*WHAT TO PRODUCE*
Transcribe all of the records precisely as they are presented.

*INFORMATION GIVEN*
— start —
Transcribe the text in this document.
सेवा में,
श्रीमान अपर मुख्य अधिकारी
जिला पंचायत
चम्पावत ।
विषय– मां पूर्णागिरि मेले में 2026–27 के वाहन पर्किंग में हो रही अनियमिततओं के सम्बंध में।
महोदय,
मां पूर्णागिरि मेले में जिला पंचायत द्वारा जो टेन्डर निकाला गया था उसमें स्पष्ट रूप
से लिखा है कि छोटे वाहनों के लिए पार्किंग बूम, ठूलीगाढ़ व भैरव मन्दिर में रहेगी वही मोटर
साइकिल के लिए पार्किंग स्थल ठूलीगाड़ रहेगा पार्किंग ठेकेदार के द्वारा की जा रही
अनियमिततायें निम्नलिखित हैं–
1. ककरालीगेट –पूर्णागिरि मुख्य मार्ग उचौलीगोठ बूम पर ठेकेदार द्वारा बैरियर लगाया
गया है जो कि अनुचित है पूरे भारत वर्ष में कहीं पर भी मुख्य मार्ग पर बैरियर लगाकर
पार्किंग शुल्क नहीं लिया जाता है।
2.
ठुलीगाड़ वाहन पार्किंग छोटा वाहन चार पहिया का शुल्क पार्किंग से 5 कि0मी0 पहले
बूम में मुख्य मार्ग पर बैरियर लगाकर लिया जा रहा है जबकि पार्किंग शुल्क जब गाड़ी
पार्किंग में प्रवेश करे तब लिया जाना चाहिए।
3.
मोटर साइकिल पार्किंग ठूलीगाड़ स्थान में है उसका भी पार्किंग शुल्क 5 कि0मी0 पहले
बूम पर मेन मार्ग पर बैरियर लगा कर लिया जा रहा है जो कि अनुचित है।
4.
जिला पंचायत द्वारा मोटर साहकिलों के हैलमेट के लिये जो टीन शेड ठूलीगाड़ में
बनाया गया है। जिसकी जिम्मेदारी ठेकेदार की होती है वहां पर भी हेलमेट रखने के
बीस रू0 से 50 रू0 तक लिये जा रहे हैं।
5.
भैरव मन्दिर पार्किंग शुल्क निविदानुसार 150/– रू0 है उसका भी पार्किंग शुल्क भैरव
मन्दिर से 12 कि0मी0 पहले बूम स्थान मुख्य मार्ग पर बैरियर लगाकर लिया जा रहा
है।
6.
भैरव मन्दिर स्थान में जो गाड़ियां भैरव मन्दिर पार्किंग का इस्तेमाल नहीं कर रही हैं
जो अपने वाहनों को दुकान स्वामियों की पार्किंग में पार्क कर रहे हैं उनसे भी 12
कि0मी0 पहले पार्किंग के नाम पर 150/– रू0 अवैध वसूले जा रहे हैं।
— end —
*FULL RESPONSE*
Transcribe the text in this document.
सेवा में,
श्रीमान अपर मुख्य अधिकारी
जिला पंचायत
चम्पावत ।
विषय– मां पूर्णागिरि मेले में 2026–27 के वाहन पर्किंग में हो रही अनियमिततओं के सम्बंध में।
महोदय,
मां पूर्णागिरि मेले में जिला पंचायत द्वारा जो टेन्डर निकाला गया था उसमें स्पष्ट रूप
से लिखा है कि छोटे वाहनों के लिए पार्किंग बूम, ठूलीगाढ़ व भैरव मन्दिर में रहेगी वही मोटर
साइकिल के लिए पार्किंग स्थल ठूलीगाड़ रहेगा पार्किंग ठेकेदार के द्वारा की जा रही
अनियमिततायें निम्नलिखित हैं–
1. ककरालीगेट –पूर्णागिरि मुख्य मार्ग उचौलीगोठ बूम पर ठेकेदार द्वारा बैरियर लगाया
गया है जो कि अनुचित है पूरे भारत वर्ष में कहीं पर भी मुख्य मार्ग पर बैरियर लगाकर
पार्किंग शुल्क नहीं लिया जाता है।
2.
ठुलीगाड़ वाहन पार्किंग छोटा वाहन चार पहिया का शुल्क पार्किंग से 5 कि0मी0 पहले
बूम में मुख्य मार्ग पर बैरियर लगाकर लिया जा रहा है जबकि पार्किंग शुल्क जब गाड़ी
पार्किंग में प्रवेश करे तब लिया जाना चाहिए।
3.
मोटर साइकिल पार्किंग ठूलीगाड़ स्थान में है उसका भी पार्किंग शुल्क 5 कि0मी0 पहले
बूम पर मेन मार्ग पर बैरियर लगा कर लिया जा रहा है जो कि अनुचित है।
4.
जिला पंचायत द्वारा मोटर साहकिलों के हैलमेट के लिये जो टीन शेड ठूलीगाड़ में
बनाया गया है। जिसकी जिम्मेदारी ठेकेदार की होती है वहां पर भी हेलमेट रखने के
बीस रू0 से 50 रू0 तक लिये जा रहे हैं।
5.
भैरव मन्दिर पार्किंग शुल्क निविदानुसार 150/– रू0 है उसका भी पार्किंग शुल्क भैरव
मन्दिर से 12 कि0मी0 पहले बूम स्थान मुख्य मार्ग पर बैरियर लगाकर लिया जा रहा
है।
6.
भैरव मन्दिर स्थान में जो गाड़ियां भैरव मन्दिर पार्किंग का इस्तेमाल नहीं कर रही हैं
जो अपने वाहनों को दुकान स्वामियों की पार्किंग में पार्क कर रहे हैं उनसे भी 12
कि0मी0 पहले पार्किंग के नाम पर 150/– रू0 अवैध वसूले जा रहे हैं।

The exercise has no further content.